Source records
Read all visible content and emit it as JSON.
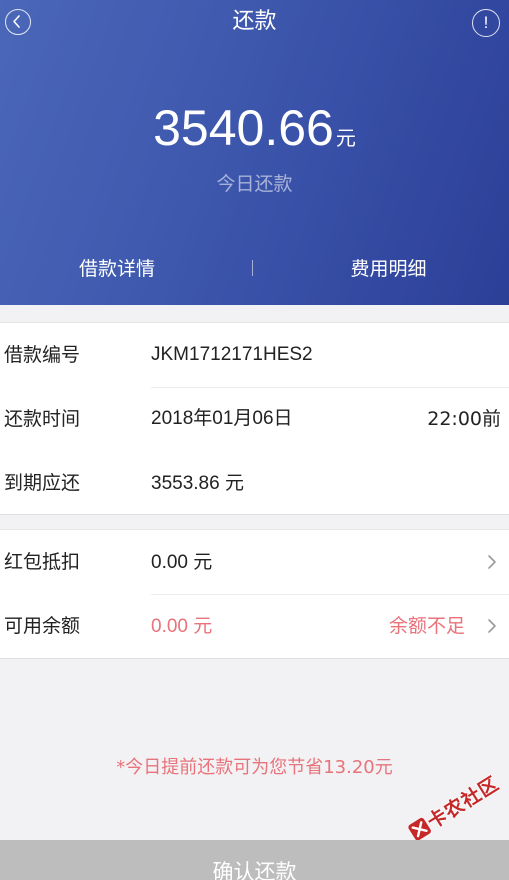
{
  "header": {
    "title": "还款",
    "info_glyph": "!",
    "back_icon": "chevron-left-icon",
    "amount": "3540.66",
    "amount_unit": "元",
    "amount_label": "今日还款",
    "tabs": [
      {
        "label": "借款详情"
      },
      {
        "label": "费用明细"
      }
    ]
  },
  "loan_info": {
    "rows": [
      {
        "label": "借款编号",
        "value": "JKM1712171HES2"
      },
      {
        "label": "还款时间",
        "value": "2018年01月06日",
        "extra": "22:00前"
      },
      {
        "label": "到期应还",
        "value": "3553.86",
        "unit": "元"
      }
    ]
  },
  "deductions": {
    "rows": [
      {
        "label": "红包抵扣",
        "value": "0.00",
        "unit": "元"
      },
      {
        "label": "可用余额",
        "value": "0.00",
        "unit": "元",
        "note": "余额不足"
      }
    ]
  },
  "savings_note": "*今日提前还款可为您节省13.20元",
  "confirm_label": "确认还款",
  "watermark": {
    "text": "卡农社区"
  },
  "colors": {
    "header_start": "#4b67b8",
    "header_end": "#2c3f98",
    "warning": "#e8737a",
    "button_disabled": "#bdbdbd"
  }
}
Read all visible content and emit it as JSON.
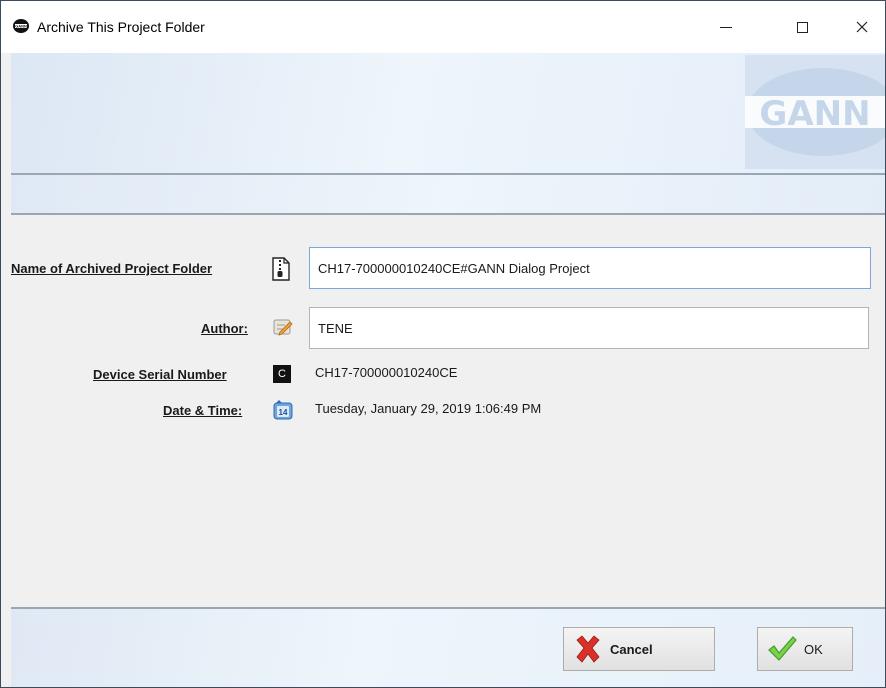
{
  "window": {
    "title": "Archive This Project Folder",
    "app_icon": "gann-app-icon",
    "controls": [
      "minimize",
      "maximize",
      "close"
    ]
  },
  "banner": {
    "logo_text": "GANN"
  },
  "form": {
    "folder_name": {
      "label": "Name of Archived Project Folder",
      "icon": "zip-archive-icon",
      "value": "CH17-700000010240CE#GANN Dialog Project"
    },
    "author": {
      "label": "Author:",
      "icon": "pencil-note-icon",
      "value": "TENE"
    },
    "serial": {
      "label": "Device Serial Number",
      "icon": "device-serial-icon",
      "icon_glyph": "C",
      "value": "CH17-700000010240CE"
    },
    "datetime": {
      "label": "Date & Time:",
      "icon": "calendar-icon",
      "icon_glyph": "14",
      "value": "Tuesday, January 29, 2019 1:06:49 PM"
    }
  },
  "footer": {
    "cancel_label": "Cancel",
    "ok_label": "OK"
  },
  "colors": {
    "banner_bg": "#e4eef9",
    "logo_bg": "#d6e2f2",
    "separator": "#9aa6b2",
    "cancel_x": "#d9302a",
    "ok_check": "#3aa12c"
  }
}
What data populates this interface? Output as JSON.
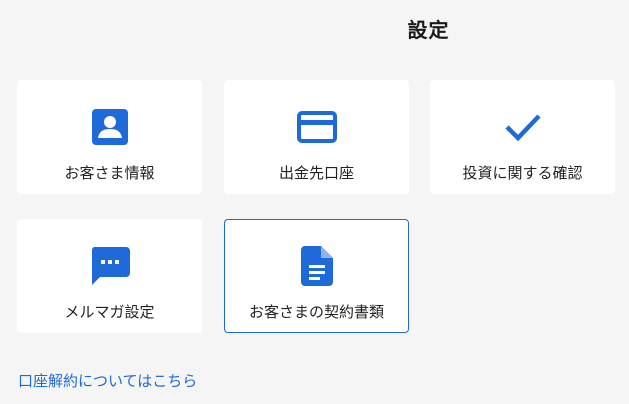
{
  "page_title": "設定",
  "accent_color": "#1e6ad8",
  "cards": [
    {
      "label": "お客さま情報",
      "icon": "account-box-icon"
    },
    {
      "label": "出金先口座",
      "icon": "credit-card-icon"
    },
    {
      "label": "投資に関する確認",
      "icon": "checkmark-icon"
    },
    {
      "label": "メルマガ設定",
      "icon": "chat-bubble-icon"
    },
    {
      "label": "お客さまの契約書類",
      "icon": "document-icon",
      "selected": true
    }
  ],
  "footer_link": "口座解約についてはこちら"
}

Task statement »
Which lines above contain the word "value"? Copy each of them.

Result »
        "value": "JKM1712171HES2"
        "value": "2018年01月06日",
        "value": "3553.86",
        "value": "0.00",
        "value": "0.00",
      "value": "CH17-700000010240CE#GANN Dialog Project"
      "value": "TENE"
      "value": "CH17-700000010240CE"
      "value": "Tuesday, January 29, 2019 1:06:49 PM"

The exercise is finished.